DOCUMENT SEGMENT ▸
>>>>>

Key events
Hockey: Canada v USA in a women’s group stage game at the moment, which is something of a grudge match in purely hockey terms even in normal times, and might be even more so when one of their governments keeps talking about invading the other. Not that you’d find many of the players endorsing that position, I’d wager. The US are leading 2-0 so far.
Figure skating: That’s 16 skaters out of 29 in the men’s singles. Cha Junwhan and Andrew Torgashev are the two who’ve gone past Gogolev so far, so the top three are Korea, USA, Canada so far, remembering that this is a qualifying round for the free skate program on a subsequent day.
🥇 Slovenia take gold in the mixed team’s ski jumping
We had a brother-sister gold medal in the curling, and now another, with Nika and Domen Prevc part of that combined team. Four jumpers, accumulated scores, and the Slovenians have romped it in, over 30 points clear.
Ski jumping: Nikaido Ren anchors the Japanese team’s tilt, after sharing bronze in the individual event last night. Marius Lindvik for Norway lands his jump perfectly to wrap up silver, assuming that the Slovenian champ Domen Prevc does his job… and he does.
Ski jumping: Barring a fall, China have slipped back into last place in the group, then USA, and Finland have jumped two spots. Then Austria, then Germany. Now for the medal spots.
Ski jumping: We have the same standings as earlier after three jumps per team, expect that Germany has jumped Austria into fourth spot.

<<<<<

WORKING DATA ▸
>>>>>

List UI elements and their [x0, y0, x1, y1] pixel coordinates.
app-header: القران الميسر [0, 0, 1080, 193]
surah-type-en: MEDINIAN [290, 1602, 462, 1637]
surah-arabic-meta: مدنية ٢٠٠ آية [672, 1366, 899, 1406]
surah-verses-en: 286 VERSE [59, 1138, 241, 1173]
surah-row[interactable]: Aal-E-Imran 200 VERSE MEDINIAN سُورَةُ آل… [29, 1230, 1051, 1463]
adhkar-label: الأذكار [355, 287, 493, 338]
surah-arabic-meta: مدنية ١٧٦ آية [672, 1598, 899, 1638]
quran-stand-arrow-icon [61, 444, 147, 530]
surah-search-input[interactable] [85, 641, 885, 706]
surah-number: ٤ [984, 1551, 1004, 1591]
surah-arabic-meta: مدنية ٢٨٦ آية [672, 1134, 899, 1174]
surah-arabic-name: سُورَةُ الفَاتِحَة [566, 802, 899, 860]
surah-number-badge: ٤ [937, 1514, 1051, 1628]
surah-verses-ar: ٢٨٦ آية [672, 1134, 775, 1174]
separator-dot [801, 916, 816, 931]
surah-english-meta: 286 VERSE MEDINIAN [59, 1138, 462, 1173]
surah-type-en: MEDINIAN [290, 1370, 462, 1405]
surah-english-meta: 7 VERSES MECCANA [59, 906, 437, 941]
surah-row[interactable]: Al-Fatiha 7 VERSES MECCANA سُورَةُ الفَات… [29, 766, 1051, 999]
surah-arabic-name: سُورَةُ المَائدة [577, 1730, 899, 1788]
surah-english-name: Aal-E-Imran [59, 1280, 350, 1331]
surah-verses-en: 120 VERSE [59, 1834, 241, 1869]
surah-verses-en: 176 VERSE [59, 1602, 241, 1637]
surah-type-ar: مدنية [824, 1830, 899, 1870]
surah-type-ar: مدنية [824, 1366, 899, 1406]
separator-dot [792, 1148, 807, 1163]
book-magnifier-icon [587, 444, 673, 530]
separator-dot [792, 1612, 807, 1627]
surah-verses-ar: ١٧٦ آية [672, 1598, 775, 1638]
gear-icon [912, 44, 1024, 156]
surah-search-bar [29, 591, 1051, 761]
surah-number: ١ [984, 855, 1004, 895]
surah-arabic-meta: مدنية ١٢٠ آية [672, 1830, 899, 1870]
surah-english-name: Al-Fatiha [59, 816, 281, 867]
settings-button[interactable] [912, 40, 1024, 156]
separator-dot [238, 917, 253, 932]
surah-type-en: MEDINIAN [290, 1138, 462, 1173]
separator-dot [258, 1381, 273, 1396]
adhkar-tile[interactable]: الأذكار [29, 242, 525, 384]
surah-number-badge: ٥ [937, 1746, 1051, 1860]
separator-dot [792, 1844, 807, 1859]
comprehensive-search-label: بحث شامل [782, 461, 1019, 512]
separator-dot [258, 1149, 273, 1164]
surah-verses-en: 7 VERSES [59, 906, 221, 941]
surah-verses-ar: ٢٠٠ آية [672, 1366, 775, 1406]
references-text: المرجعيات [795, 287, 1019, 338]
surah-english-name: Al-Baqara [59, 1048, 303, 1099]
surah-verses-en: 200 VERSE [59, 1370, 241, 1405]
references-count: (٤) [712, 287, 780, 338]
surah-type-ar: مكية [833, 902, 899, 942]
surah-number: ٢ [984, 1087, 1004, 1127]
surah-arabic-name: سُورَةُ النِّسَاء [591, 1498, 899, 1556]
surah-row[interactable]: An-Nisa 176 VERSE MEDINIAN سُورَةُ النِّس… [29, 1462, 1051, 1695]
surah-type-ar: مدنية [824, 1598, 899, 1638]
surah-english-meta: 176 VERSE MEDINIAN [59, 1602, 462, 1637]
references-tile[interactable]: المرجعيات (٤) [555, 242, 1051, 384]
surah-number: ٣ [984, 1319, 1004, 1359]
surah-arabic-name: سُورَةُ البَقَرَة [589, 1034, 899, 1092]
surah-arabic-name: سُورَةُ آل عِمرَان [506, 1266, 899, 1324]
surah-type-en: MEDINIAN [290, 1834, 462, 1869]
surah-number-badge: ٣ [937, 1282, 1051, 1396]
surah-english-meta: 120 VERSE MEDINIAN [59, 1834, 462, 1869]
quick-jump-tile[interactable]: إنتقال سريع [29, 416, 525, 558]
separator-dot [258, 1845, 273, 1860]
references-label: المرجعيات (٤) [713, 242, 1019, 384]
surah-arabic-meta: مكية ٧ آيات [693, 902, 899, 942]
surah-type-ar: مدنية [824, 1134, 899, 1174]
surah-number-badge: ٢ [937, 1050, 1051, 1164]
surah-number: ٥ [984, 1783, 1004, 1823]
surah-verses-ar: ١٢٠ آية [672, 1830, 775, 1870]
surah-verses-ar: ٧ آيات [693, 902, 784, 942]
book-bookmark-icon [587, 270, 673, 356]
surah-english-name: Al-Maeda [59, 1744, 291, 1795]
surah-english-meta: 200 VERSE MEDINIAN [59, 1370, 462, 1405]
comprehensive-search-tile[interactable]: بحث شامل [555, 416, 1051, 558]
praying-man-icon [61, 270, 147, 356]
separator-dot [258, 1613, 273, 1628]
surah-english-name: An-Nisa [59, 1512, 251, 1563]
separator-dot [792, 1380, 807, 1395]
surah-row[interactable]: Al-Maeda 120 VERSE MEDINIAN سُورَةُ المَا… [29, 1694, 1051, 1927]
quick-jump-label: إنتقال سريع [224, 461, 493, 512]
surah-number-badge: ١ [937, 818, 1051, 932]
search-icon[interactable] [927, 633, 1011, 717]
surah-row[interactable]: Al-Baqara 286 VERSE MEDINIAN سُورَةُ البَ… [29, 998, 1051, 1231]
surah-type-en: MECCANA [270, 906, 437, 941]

<<<<<

WRITTEN TASKS ▸
• a. Please pull out the Olympics live blog in full, word for word.
• b. Copy the entries word for word, from their first line down to the line containing "surah-english-meta: 7 VERSES", both ends included.
The Olympics live blog and the entries come from unrelated sources.

RESULTS OF THE EXERCISE ▸
• a.
Key events
Hockey: Canada v USA in a women’s group stage game at the moment, which is something of a grudge match in purely hockey terms even in normal times, and might be even more so when one of their governments keeps talking about invading the other. Not that you’d find many of the players endorsing that position, I’d wager. The US are leading 2-0 so far.
Figure skating: That’s 16 skaters out of 29 in the men’s singles. Cha Junwhan and Andrew Torgashev are the two who’ve gone past Gogolev so far, so the top three are Korea, USA, Canada so far, remembering that this is a qualifying round for the free skate program on a subsequent day.
🥇 Slovenia take gold in the mixed team’s ski jumping
We had a brother-sister gold medal in the curling, and now another, with Nika and Domen Prevc part of that combined team. Four jumpers, accumulated scores, and the Slovenians have romped it in, over 30 points clear.
Ski jumping: Nikaido Ren anchors the Japanese team’s tilt, after sharing bronze in the individual event last night. Marius Lindvik for Norway lands his jump perfectly to wrap up silver, assuming that the Slovenian champ Domen Prevc does his job… and he does.
Ski jumping: Barring a fall, China have slipped back into last place in the group, then USA, and Finland have jumped two spots. Then Austria, then Germany. Now for the medal spots.
Ski jumping: We have the same standings as earlier after three jumps per team, expect that Germany has jumped Austria into fourth spot.

• b.
List UI elements and their [x0, y0, x1, y1] pixel coordinates.
app-header: القران الميسر [0, 0, 1080, 193]
surah-type-en: MEDINIAN [290, 1602, 462, 1637]
surah-arabic-meta: مدنية ٢٠٠ آية [672, 1366, 899, 1406]
surah-verses-en: 286 VERSE [59, 1138, 241, 1173]
surah-row[interactable]: Aal-E-Imran 200 VERSE MEDINIAN سُورَةُ آل… [29, 1230, 1051, 1463]
adhkar-label: الأذكار [355, 287, 493, 338]
surah-arabic-meta: مدنية ١٧٦ آية [672, 1598, 899, 1638]
quran-stand-arrow-icon [61, 444, 147, 530]
surah-search-input[interactable] [85, 641, 885, 706]
surah-number: ٤ [984, 1551, 1004, 1591]
surah-arabic-meta: مدنية ٢٨٦ آية [672, 1134, 899, 1174]
surah-arabic-name: سُورَةُ الفَاتِحَة [566, 802, 899, 860]
surah-number-badge: ٤ [937, 1514, 1051, 1628]
surah-verses-ar: ٢٨٦ آية [672, 1134, 775, 1174]
separator-dot [801, 916, 816, 931]
surah-english-meta: 286 VERSE MEDINIAN [59, 1138, 462, 1173]
surah-type-en: MEDINIAN [290, 1370, 462, 1405]
surah-english-meta: 7 VERSES MECCANA [59, 906, 437, 941]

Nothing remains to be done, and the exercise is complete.